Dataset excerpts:
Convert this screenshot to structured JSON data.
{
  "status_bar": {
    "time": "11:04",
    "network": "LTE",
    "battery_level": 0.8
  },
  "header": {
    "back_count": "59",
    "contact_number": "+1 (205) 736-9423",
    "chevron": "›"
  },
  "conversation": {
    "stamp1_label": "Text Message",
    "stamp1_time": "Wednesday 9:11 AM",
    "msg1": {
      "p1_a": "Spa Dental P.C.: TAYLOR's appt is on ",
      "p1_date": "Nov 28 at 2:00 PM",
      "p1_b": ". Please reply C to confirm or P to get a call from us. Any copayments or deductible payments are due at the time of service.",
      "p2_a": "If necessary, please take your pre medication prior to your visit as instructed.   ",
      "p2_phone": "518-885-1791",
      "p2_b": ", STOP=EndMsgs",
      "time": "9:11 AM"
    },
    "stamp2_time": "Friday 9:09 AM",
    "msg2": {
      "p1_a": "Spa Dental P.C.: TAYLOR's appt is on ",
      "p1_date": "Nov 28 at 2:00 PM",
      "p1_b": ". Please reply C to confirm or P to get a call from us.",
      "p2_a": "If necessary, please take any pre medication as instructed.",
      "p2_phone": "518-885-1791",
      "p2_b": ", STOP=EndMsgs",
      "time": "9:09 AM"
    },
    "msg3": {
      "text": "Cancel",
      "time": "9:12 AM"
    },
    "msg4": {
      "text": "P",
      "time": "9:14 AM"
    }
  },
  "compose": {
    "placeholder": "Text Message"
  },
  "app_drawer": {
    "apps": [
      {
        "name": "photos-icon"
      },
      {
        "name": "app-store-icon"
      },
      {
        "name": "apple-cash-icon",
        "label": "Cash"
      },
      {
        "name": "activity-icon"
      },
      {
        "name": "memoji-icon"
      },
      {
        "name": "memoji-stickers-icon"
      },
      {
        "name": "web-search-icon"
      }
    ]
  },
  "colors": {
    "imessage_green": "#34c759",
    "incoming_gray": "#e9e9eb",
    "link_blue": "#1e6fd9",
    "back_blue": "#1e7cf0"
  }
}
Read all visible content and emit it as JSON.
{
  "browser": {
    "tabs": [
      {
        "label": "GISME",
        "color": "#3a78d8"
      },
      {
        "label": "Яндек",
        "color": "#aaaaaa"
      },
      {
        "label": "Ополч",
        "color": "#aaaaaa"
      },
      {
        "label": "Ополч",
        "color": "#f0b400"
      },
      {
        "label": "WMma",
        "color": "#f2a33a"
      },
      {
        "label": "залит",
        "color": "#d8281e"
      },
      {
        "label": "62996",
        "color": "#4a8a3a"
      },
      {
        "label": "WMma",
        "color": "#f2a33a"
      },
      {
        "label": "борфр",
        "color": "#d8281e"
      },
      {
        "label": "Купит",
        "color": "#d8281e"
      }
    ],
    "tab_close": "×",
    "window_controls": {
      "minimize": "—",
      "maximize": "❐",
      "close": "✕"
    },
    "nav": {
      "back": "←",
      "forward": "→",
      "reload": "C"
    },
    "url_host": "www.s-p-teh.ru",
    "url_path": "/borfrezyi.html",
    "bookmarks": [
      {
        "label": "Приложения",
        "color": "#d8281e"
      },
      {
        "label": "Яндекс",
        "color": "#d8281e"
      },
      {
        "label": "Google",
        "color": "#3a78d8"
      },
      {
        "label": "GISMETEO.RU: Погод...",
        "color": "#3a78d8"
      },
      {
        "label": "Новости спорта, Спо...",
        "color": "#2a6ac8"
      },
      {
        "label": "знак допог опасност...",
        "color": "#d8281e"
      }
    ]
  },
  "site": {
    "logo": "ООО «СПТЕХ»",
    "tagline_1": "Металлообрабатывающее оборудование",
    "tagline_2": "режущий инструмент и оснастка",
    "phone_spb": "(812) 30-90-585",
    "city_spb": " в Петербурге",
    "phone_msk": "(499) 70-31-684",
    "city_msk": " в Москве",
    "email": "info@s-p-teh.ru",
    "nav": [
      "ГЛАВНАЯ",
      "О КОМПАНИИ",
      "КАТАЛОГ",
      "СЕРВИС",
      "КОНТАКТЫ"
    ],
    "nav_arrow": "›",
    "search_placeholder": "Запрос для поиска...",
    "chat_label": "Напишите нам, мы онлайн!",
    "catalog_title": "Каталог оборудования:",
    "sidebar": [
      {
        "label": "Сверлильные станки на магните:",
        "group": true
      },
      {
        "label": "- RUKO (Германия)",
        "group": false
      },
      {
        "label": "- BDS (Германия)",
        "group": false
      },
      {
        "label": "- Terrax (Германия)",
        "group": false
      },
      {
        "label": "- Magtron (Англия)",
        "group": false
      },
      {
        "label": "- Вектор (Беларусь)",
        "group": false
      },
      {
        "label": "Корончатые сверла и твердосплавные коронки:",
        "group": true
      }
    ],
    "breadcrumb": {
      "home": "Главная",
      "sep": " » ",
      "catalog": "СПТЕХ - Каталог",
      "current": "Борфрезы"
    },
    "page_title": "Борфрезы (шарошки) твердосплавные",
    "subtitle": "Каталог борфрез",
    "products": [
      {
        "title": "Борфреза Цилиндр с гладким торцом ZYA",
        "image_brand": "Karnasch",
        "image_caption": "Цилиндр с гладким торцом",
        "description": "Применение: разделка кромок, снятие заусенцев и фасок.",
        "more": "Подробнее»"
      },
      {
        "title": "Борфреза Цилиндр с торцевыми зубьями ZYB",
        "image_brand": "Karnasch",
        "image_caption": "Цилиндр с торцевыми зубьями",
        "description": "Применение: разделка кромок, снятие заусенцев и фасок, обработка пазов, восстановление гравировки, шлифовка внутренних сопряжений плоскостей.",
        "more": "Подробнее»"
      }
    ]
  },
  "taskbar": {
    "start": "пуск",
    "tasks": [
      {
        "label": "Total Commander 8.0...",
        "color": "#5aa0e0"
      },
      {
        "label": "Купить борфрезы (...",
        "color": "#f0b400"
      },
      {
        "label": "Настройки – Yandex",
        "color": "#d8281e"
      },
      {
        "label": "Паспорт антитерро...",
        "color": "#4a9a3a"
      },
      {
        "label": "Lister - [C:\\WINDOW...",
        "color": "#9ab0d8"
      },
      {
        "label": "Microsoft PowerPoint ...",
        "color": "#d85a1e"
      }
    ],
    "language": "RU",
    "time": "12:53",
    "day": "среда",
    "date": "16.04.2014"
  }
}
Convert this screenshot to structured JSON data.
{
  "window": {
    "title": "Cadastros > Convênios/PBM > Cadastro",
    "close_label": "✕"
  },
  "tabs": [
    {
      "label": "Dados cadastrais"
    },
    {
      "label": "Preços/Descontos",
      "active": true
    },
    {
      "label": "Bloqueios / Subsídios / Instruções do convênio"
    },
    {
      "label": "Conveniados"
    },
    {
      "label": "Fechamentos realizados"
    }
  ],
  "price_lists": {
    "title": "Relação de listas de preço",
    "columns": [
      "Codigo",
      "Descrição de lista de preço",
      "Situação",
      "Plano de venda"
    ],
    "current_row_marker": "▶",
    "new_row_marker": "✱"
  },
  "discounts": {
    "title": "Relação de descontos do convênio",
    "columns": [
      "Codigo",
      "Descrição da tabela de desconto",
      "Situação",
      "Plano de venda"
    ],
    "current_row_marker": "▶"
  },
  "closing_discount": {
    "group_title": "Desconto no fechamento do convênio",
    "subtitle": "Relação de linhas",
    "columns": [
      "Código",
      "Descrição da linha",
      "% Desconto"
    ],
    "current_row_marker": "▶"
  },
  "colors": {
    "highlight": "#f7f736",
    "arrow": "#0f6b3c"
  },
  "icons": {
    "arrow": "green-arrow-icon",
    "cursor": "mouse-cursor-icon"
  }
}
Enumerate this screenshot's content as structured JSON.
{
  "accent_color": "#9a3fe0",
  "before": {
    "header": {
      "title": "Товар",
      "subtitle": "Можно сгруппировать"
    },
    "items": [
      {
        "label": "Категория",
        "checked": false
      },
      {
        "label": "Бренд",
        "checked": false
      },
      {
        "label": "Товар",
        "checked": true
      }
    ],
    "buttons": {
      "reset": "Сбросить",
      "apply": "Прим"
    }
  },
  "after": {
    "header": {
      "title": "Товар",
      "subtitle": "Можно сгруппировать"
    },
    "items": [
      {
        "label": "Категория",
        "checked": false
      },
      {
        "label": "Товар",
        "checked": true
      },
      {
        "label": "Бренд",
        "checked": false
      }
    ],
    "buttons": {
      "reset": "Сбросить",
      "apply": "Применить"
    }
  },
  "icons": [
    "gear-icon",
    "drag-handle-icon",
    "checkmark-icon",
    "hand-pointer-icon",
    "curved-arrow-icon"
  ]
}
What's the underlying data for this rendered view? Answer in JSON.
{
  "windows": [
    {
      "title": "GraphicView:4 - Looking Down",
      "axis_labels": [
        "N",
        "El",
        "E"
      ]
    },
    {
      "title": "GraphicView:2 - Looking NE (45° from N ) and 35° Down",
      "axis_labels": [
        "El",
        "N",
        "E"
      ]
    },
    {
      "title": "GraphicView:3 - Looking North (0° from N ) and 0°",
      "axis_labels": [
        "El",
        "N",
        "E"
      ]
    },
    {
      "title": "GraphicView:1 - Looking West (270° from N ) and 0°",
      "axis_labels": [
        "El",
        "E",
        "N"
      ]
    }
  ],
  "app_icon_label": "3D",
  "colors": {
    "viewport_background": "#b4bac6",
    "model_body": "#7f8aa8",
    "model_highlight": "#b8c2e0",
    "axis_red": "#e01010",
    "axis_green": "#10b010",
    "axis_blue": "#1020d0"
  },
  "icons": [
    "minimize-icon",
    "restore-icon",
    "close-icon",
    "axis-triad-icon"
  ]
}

What you will do: Locate all lines that include the word "GraphicView" and copy them out.

Result of this exercise:
      "title": "GraphicView:4 - Looking Down",
      "title": "GraphicView:2 - Looking NE (45° from N ) and 35° Down",
      "title": "GraphicView:3 - Looking North (0° from N ) and 0°",
      "title": "GraphicView:1 - Looking West (270° from N ) and 0°",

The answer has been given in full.